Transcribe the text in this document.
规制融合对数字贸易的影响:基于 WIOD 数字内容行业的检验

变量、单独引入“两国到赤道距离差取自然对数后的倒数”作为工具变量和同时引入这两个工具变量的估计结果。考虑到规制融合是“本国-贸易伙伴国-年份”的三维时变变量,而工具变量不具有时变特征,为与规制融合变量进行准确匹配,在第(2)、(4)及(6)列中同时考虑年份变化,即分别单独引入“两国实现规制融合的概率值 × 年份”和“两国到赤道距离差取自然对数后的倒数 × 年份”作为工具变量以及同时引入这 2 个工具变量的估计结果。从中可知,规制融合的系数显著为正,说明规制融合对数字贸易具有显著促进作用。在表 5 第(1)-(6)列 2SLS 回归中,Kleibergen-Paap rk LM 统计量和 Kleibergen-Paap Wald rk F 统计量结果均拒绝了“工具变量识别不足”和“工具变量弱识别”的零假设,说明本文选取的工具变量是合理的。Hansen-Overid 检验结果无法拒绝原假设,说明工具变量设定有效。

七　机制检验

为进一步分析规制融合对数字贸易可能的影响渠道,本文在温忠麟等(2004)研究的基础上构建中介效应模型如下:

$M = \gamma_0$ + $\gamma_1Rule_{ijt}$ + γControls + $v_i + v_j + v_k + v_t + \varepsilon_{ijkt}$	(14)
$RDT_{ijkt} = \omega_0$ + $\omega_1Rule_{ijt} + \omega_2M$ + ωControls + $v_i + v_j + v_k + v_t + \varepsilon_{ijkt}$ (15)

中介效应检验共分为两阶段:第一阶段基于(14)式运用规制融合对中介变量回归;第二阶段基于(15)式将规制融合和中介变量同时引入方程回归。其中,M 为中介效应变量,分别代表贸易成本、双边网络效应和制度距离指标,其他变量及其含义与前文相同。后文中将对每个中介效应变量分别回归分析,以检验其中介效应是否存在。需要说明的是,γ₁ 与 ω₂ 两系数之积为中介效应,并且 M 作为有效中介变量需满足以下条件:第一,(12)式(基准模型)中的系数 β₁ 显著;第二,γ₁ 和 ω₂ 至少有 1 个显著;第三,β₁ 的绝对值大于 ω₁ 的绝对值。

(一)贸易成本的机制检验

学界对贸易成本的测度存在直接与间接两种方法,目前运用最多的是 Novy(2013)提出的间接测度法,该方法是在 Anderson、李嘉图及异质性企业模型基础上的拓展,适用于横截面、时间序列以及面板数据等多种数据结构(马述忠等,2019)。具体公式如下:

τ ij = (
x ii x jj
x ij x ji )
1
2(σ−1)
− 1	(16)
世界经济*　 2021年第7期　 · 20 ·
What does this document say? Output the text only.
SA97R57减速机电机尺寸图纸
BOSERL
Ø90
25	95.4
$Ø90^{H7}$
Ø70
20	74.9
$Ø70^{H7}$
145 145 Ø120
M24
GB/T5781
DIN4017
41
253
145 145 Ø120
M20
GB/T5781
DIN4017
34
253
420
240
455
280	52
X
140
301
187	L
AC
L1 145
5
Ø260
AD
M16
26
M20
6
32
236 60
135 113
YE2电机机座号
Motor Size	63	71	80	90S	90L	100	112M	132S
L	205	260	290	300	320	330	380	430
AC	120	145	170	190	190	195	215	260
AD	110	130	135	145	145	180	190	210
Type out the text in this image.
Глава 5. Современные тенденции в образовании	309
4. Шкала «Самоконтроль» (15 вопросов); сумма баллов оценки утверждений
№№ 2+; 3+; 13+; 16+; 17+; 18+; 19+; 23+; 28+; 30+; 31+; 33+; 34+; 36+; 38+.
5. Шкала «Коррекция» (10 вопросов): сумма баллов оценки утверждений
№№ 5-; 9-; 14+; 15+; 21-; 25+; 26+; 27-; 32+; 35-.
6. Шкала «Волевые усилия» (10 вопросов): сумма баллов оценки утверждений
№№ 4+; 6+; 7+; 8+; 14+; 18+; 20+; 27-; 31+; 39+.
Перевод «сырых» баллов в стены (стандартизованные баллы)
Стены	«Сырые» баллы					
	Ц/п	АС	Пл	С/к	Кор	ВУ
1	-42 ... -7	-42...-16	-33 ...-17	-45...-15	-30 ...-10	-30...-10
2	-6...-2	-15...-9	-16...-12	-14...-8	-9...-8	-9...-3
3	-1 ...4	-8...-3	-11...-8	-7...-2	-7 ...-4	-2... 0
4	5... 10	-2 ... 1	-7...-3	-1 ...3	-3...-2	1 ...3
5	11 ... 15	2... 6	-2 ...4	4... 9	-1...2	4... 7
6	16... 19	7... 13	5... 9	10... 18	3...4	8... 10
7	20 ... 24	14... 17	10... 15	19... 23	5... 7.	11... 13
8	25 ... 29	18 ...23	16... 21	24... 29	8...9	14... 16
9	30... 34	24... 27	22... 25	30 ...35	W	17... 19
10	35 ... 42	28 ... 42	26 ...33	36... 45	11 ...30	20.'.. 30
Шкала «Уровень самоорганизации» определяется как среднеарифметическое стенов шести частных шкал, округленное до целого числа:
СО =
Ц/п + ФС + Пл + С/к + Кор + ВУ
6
^^^^^^^^
Exercise> Every line of the listing that holds "утверждений" should be found and copied.

Full output>
4. Шкала «Самоконтроль» (15 вопросов); сумма баллов оценки утверждений
5. Шкала «Коррекция» (10 вопросов): сумма баллов оценки утверждений
6. Шкала «Волевые усилия» (10 вопросов): сумма баллов оценки утверждений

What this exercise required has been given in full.